* Begin Data supplied *
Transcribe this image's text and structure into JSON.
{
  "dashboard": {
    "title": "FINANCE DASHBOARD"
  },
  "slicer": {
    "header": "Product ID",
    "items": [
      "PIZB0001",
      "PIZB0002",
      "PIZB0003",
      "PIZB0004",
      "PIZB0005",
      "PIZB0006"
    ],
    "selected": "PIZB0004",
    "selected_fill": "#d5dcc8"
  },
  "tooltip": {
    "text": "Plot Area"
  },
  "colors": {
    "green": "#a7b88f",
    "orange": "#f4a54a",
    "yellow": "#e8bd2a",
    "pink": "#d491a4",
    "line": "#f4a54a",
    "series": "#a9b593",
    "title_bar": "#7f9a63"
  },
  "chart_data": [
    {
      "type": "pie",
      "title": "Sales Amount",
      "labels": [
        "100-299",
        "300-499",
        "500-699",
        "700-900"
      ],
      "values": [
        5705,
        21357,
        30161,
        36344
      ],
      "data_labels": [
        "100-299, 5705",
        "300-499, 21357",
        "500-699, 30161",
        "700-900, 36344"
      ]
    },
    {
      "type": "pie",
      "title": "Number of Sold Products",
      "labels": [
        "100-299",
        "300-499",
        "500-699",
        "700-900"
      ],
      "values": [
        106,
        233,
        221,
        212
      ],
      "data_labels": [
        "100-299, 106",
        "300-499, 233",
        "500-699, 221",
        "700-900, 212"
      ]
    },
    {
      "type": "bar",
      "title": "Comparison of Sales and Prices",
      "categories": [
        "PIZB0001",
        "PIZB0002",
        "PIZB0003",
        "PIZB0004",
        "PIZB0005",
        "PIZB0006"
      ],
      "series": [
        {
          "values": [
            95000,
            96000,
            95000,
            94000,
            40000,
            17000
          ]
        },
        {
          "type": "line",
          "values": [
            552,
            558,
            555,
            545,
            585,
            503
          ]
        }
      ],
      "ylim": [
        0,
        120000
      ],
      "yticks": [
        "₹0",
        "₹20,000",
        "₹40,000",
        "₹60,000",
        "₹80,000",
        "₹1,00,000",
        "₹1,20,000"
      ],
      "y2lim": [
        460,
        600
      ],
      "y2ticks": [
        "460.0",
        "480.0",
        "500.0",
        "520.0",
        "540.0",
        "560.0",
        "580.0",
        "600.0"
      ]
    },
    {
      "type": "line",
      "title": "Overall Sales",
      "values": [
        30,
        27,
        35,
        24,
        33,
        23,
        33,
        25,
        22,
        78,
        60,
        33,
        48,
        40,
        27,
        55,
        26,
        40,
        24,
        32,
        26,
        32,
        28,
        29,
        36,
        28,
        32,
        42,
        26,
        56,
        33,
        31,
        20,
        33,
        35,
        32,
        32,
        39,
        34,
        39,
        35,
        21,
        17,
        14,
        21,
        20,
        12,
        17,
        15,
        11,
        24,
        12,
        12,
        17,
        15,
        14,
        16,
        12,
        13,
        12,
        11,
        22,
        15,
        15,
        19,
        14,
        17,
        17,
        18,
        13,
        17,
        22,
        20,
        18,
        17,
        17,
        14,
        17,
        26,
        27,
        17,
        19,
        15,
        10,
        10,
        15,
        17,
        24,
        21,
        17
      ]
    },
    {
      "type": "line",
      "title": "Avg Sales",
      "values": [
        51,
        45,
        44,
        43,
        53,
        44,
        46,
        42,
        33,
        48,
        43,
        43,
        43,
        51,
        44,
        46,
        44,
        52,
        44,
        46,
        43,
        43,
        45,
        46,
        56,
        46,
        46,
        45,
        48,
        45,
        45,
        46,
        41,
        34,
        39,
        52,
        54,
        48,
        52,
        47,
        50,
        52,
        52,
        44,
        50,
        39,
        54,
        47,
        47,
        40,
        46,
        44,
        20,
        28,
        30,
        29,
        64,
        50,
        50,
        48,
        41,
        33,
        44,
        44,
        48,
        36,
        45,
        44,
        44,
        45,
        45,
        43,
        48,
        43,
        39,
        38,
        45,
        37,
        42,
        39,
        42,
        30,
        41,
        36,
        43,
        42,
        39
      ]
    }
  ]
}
* End Data supplied *
* Begin Data supplied *
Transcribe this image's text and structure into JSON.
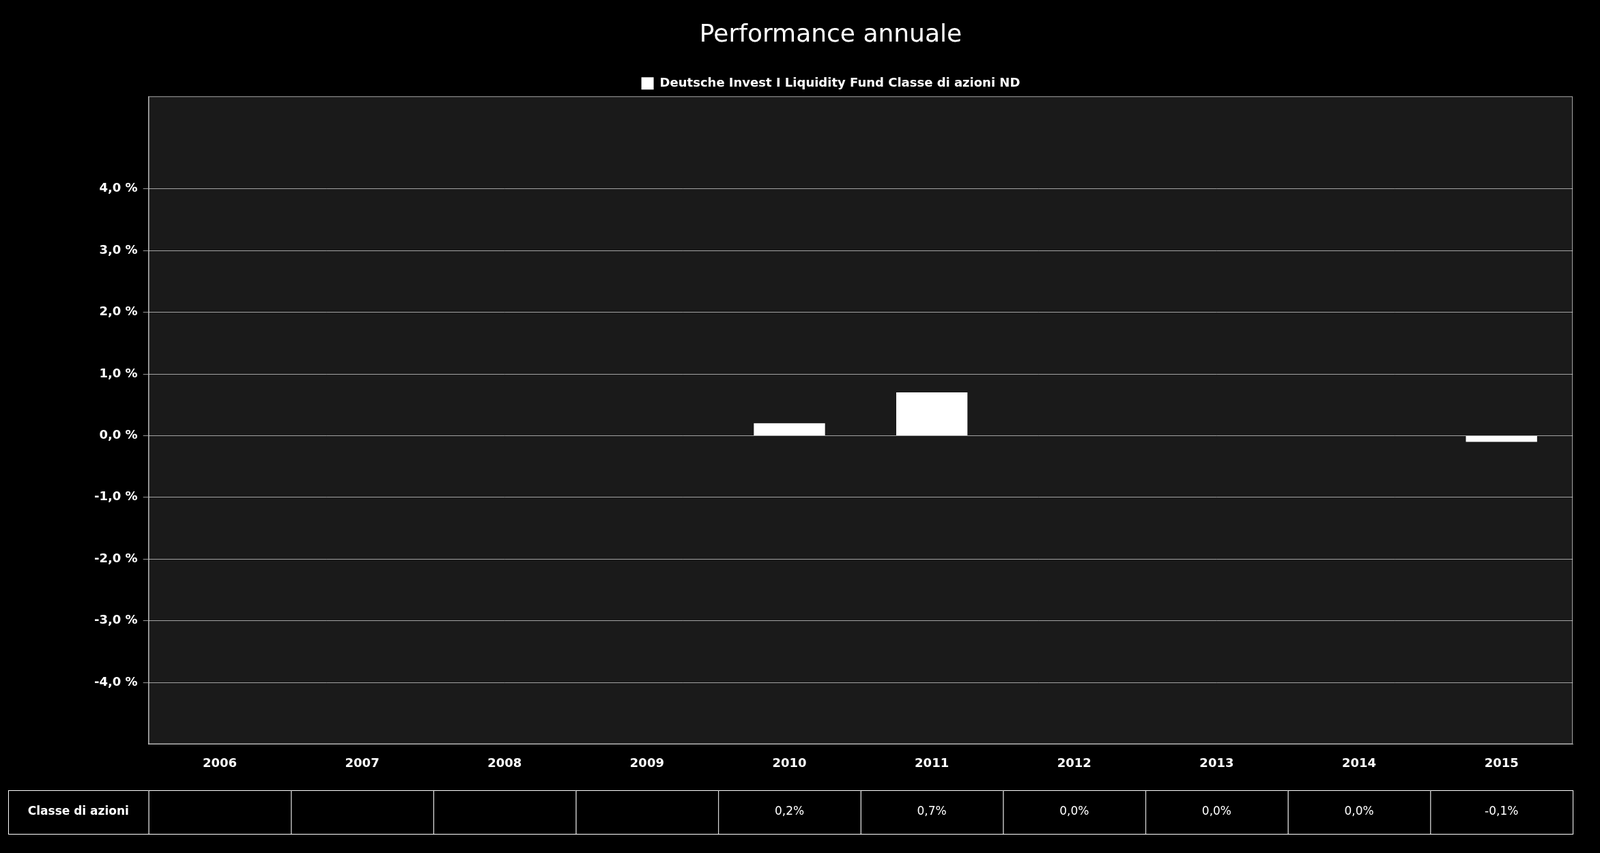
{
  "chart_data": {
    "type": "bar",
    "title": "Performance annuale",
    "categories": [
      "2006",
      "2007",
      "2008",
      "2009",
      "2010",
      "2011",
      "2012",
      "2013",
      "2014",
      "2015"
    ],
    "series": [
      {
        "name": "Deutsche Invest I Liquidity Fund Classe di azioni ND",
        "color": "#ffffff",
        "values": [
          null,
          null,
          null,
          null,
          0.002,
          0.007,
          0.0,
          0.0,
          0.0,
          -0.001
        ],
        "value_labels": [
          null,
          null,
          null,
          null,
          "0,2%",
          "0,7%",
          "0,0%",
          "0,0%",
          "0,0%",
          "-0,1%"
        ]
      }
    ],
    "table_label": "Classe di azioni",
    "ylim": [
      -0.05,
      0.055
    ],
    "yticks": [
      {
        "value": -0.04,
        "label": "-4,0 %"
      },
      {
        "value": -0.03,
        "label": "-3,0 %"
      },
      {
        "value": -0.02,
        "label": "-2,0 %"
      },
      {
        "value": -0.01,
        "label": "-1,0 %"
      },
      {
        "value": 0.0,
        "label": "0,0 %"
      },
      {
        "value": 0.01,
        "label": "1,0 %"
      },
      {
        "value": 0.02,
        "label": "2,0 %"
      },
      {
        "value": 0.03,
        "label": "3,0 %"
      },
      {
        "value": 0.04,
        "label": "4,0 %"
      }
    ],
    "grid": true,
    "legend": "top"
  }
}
* End Data supplied *
Which lines of the material contain the string "Classe"? List each of them.

> Worked answer
        "name": "Deutsche Invest I Liquidity Fund Classe di azioni ND",
    "table_label": "Classe di azioni",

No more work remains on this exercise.